* **Set task**: Rewrite the material below, replacing each "skull-icon" with "bone-icon" and leaving everything else untouched.

Element box annotations
* START *

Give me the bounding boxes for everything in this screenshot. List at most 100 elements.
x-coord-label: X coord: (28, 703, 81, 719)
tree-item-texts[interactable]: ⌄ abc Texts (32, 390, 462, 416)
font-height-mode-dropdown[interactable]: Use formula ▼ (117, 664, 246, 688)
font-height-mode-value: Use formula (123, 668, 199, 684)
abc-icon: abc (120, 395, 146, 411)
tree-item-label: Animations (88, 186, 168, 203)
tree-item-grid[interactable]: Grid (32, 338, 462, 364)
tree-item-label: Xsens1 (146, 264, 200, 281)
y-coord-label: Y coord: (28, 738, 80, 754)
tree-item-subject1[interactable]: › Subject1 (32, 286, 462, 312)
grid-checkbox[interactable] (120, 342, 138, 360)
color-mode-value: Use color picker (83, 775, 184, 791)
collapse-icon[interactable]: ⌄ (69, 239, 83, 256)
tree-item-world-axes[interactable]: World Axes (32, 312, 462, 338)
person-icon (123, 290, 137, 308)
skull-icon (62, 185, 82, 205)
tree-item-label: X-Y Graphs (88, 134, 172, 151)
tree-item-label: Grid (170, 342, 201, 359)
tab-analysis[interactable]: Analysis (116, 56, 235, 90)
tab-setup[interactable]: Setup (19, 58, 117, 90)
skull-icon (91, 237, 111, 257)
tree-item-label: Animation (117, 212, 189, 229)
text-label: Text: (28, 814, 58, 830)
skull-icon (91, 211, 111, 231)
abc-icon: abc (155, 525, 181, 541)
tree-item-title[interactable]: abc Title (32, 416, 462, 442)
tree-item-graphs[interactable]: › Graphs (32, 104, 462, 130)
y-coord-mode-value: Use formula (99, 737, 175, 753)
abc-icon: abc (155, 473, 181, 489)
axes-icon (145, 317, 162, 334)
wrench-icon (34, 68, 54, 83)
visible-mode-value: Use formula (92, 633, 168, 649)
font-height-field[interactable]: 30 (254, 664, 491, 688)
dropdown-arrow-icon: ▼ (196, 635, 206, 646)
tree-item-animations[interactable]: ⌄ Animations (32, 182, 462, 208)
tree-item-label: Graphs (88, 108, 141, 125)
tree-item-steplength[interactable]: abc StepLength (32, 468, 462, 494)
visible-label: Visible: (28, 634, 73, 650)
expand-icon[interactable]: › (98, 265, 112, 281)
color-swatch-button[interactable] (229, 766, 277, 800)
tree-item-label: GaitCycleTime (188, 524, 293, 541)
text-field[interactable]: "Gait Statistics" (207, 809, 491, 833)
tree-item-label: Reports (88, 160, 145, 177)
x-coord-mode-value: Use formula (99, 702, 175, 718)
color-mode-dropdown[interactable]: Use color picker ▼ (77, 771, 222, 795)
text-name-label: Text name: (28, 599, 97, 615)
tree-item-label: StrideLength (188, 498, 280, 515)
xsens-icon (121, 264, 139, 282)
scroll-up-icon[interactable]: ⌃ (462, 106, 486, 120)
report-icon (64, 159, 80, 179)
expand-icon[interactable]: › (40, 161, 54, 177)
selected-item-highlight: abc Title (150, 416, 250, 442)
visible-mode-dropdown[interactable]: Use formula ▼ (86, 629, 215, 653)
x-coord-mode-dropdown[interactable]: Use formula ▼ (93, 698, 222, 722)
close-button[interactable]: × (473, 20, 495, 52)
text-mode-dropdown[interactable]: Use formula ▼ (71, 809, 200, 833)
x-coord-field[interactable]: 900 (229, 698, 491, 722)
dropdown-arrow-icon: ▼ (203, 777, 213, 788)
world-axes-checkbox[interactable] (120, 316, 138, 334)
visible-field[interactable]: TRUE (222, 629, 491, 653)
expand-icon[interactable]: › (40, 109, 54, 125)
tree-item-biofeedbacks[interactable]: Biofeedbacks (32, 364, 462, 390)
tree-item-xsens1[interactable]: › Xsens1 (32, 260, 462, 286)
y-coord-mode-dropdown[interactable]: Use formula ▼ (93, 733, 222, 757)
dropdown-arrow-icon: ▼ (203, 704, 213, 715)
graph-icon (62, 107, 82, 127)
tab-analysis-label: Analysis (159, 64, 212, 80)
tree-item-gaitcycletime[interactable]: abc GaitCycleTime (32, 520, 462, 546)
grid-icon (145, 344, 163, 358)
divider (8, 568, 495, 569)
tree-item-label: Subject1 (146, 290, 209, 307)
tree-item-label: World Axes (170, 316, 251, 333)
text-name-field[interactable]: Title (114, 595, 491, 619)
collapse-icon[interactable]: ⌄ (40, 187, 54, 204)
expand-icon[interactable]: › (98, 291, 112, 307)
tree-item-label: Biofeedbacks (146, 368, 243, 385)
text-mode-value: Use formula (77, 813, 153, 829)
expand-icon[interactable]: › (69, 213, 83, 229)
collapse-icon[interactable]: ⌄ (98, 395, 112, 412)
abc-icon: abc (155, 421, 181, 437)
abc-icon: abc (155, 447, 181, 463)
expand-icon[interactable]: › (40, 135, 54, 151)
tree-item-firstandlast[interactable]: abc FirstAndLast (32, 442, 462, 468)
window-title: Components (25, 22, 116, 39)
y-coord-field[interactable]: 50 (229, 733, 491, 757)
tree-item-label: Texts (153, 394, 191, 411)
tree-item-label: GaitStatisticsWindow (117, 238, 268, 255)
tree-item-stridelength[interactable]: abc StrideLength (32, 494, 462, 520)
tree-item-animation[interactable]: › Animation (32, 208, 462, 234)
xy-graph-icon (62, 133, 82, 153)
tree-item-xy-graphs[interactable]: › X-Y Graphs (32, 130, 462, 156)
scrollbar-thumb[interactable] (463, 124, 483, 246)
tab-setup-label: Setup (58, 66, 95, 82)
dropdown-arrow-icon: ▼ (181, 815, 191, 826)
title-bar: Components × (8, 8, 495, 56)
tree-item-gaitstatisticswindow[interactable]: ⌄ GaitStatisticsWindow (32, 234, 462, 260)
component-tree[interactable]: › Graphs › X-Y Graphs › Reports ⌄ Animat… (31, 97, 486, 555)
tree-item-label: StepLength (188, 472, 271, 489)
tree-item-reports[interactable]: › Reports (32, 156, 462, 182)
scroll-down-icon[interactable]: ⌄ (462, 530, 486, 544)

* END *

* **Complete answer**:
Give me the bounding boxes for everything in this screenshot. List at most 100 elements.
x-coord-label: X coord: (28, 703, 81, 719)
tree-item-texts[interactable]: ⌄ abc Texts (32, 390, 462, 416)
font-height-mode-dropdown[interactable]: Use formula ▼ (117, 664, 246, 688)
font-height-mode-value: Use formula (123, 668, 199, 684)
abc-icon: abc (120, 395, 146, 411)
tree-item-label: Animations (88, 186, 168, 203)
tree-item-grid[interactable]: Grid (32, 338, 462, 364)
tree-item-label: Xsens1 (146, 264, 200, 281)
y-coord-label: Y coord: (28, 738, 80, 754)
tree-item-subject1[interactable]: › Subject1 (32, 286, 462, 312)
grid-checkbox[interactable] (120, 342, 138, 360)
color-mode-value: Use color picker (83, 775, 184, 791)
collapse-icon[interactable]: ⌄ (69, 239, 83, 256)
tree-item-world-axes[interactable]: World Axes (32, 312, 462, 338)
person-icon (123, 290, 137, 308)
bone-icon (62, 185, 82, 205)
tree-item-label: X-Y Graphs (88, 134, 172, 151)
tree-item-label: Grid (170, 342, 201, 359)
tab-analysis[interactable]: Analysis (116, 56, 235, 90)
tab-setup[interactable]: Setup (19, 58, 117, 90)
bone-icon (91, 237, 111, 257)
tree-item-label: Animation (117, 212, 189, 229)
text-label: Text: (28, 814, 58, 830)
bone-icon (91, 211, 111, 231)
abc-icon: abc (155, 525, 181, 541)
tree-item-title[interactable]: abc Title (32, 416, 462, 442)
tree-item-graphs[interactable]: › Graphs (32, 104, 462, 130)
y-coord-mode-value: Use formula (99, 737, 175, 753)
abc-icon: abc (155, 473, 181, 489)
axes-icon (145, 317, 162, 334)
wrench-icon (34, 68, 54, 83)
visible-mode-value: Use formula (92, 633, 168, 649)
font-height-field[interactable]: 30 (254, 664, 491, 688)
dropdown-arrow-icon: ▼ (196, 635, 206, 646)
tree-item-animations[interactable]: ⌄ Animations (32, 182, 462, 208)
tree-item-label: Graphs (88, 108, 141, 125)
tree-item-steplength[interactable]: abc StepLength (32, 468, 462, 494)
visible-label: Visible: (28, 634, 73, 650)
expand-icon[interactable]: › (98, 265, 112, 281)
color-swatch-button[interactable] (229, 766, 277, 800)
tree-item-label: GaitCycleTime (188, 524, 293, 541)
text-field[interactable]: "Gait Statistics" (207, 809, 491, 833)
tree-item-label: Reports (88, 160, 145, 177)
x-coord-mode-value: Use formula (99, 702, 175, 718)
color-mode-dropdown[interactable]: Use color picker ▼ (77, 771, 222, 795)
text-name-label: Text name: (28, 599, 97, 615)
tree-item-label: StrideLength (188, 498, 280, 515)
xsens-icon (121, 264, 139, 282)
scroll-up-icon[interactable]: ⌃ (462, 106, 486, 120)
report-icon (64, 159, 80, 179)
expand-icon[interactable]: › (40, 161, 54, 177)
selected-item-highlight: abc Title (150, 416, 250, 442)
visible-mode-dropdown[interactable]: Use formula ▼ (86, 629, 215, 653)
x-coord-mode-dropdown[interactable]: Use formula ▼ (93, 698, 222, 722)
close-button[interactable]: × (473, 20, 495, 52)
text-mode-dropdown[interactable]: Use formula ▼ (71, 809, 200, 833)
x-coord-field[interactable]: 900 (229, 698, 491, 722)
dropdown-arrow-icon: ▼ (203, 777, 213, 788)
world-axes-checkbox[interactable] (120, 316, 138, 334)
visible-field[interactable]: TRUE (222, 629, 491, 653)
expand-icon[interactable]: › (40, 109, 54, 125)
tree-item-biofeedbacks[interactable]: Biofeedbacks (32, 364, 462, 390)
tree-item-xsens1[interactable]: › Xsens1 (32, 260, 462, 286)
y-coord-mode-dropdown[interactable]: Use formula ▼ (93, 733, 222, 757)
dropdown-arrow-icon: ▼ (203, 704, 213, 715)
graph-icon (62, 107, 82, 127)
tab-analysis-label: Analysis (159, 64, 212, 80)
tree-item-gaitcycletime[interactable]: abc GaitCycleTime (32, 520, 462, 546)
grid-icon (145, 344, 163, 358)
divider (8, 568, 495, 569)
tree-item-label: Subject1 (146, 290, 209, 307)
tree-item-label: World Axes (170, 316, 251, 333)
text-name-field[interactable]: Title (114, 595, 491, 619)
collapse-icon[interactable]: ⌄ (40, 187, 54, 204)
expand-icon[interactable]: › (98, 291, 112, 307)
tree-item-label: Biofeedbacks (146, 368, 243, 385)
text-mode-value: Use formula (77, 813, 153, 829)
expand-icon[interactable]: › (69, 213, 83, 229)
collapse-icon[interactable]: ⌄ (98, 395, 112, 412)
abc-icon: abc (155, 421, 181, 437)
abc-icon: abc (155, 447, 181, 463)
expand-icon[interactable]: › (40, 135, 54, 151)
tree-item-firstandlast[interactable]: abc FirstAndLast (32, 442, 462, 468)
window-title: Components (25, 22, 116, 39)
y-coord-field[interactable]: 50 (229, 733, 491, 757)
tree-item-label: Texts (153, 394, 191, 411)
tree-item-label: GaitStatisticsWindow (117, 238, 268, 255)
tree-item-stridelength[interactable]: abc StrideLength (32, 494, 462, 520)
tree-item-animation[interactable]: › Animation (32, 208, 462, 234)
xy-graph-icon (62, 133, 82, 153)
tree-item-xy-graphs[interactable]: › X-Y Graphs (32, 130, 462, 156)
scrollbar-thumb[interactable] (463, 124, 483, 246)
tab-setup-label: Setup (58, 66, 95, 82)
dropdown-arrow-icon: ▼ (181, 815, 191, 826)
title-bar: Components × (8, 8, 495, 56)
tree-item-gaitstatisticswindow[interactable]: ⌄ GaitStatisticsWindow (32, 234, 462, 260)
component-tree[interactable]: › Graphs › X-Y Graphs › Reports ⌄ Animat… (31, 97, 486, 555)
tree-item-label: StepLength (188, 472, 271, 489)
tree-item-reports[interactable]: › Reports (32, 156, 462, 182)
scroll-down-icon[interactable]: ⌄ (462, 530, 486, 544)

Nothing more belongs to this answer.